- **INPUT RECORDS**
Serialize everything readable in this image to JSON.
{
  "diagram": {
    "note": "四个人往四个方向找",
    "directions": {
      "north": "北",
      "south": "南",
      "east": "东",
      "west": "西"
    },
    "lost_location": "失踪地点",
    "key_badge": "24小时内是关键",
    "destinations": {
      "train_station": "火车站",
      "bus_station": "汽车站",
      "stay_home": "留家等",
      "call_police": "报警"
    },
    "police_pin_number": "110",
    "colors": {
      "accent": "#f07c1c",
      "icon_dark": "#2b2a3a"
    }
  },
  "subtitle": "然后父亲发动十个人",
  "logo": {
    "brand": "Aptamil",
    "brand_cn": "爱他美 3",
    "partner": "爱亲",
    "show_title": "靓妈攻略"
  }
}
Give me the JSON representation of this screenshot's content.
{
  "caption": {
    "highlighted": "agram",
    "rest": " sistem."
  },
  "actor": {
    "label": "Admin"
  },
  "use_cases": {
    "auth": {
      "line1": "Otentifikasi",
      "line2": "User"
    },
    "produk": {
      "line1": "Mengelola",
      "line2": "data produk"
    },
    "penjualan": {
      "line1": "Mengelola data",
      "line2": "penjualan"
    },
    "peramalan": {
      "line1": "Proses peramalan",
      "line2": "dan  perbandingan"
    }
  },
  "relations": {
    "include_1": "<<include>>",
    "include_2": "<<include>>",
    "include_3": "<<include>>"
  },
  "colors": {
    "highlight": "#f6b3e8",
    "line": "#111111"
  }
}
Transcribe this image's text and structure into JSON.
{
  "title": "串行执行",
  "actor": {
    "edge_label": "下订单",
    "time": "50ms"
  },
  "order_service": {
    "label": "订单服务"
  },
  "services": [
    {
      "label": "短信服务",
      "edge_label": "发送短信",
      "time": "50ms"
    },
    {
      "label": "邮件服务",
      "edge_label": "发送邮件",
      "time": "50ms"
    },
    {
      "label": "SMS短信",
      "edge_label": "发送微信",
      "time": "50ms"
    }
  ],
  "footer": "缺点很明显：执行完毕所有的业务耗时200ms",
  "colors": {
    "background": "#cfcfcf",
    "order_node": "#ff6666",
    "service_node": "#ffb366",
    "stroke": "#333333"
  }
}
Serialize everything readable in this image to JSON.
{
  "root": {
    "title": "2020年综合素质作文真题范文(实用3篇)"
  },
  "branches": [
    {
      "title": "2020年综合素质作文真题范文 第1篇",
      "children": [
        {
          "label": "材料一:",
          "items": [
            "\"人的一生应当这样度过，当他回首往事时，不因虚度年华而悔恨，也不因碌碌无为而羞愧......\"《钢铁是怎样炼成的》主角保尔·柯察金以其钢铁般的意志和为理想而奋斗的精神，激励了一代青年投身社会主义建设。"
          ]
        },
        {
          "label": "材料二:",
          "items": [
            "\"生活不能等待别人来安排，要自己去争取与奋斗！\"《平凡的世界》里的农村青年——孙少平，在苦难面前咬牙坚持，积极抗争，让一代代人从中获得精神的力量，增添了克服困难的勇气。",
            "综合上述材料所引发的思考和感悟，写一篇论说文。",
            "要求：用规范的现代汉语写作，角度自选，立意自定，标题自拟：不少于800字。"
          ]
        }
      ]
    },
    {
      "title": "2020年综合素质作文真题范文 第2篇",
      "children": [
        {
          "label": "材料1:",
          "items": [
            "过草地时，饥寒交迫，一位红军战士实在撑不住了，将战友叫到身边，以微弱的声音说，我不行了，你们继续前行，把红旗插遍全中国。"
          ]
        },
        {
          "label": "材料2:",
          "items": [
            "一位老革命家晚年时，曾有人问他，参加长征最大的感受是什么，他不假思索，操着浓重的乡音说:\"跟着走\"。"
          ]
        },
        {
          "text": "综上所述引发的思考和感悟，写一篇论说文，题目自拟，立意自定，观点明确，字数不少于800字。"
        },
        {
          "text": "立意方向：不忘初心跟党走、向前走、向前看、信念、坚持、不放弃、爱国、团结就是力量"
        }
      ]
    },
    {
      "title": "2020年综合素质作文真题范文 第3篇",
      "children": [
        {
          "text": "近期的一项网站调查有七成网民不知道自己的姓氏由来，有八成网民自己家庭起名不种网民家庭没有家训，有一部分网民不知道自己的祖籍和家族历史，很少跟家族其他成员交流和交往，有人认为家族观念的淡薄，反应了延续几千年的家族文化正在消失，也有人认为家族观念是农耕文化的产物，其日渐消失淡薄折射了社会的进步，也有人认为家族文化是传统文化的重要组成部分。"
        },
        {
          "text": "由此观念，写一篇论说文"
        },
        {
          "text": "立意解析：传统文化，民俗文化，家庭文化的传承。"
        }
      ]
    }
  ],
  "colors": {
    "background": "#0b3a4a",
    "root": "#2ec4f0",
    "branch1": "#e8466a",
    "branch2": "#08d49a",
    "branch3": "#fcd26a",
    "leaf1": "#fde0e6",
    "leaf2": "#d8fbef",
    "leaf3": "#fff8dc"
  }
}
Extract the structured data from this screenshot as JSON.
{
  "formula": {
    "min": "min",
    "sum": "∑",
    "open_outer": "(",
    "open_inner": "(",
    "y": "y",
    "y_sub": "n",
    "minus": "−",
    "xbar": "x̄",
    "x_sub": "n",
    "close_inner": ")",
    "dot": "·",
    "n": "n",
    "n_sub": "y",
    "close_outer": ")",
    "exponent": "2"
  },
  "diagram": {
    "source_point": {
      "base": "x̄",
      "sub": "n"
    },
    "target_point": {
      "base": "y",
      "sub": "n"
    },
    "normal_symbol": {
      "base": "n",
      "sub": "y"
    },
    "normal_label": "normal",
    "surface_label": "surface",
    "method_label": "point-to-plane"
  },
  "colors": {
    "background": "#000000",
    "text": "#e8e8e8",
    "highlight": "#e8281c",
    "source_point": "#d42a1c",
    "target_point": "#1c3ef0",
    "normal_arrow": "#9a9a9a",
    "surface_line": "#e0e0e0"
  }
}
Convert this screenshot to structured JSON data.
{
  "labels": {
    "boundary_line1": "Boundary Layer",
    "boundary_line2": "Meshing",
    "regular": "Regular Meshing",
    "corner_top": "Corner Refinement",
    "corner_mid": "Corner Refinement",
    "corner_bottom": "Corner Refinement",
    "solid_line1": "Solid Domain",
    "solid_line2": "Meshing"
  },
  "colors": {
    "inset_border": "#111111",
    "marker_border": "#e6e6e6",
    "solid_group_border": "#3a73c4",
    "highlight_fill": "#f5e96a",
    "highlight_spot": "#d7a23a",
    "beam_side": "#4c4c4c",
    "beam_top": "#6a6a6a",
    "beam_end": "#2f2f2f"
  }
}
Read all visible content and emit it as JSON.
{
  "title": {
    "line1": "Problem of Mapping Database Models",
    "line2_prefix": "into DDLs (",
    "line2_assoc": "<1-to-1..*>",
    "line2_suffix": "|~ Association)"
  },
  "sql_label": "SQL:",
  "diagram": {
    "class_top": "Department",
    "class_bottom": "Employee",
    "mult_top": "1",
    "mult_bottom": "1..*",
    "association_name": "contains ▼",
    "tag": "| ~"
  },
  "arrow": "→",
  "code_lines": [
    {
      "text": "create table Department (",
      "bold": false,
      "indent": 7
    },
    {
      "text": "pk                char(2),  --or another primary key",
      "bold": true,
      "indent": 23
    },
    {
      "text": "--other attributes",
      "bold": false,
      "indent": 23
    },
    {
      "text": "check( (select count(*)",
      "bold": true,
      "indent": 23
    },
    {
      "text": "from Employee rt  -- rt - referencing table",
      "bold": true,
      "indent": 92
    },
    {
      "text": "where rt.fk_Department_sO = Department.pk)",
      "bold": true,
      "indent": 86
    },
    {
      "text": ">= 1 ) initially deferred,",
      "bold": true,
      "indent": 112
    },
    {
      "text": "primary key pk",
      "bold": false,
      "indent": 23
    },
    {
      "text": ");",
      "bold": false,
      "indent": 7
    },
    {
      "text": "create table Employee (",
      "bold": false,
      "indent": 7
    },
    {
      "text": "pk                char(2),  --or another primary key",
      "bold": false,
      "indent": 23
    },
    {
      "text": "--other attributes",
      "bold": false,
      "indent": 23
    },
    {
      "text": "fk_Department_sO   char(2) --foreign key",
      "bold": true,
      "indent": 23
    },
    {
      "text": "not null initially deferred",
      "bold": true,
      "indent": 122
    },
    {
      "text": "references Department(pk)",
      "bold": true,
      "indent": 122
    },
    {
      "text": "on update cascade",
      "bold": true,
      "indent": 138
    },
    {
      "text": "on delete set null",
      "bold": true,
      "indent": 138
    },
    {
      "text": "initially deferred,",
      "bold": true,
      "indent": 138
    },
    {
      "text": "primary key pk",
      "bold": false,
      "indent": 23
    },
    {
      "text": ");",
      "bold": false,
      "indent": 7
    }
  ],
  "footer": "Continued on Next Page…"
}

- **WHAT IS BEING ASKED**
In the entries above, find each line with the word "initially" and show it.

- **WRITTEN ANSWER**
      "text": ">= 1 ) initially deferred,",
      "text": "not null initially deferred",
      "text": "initially deferred,",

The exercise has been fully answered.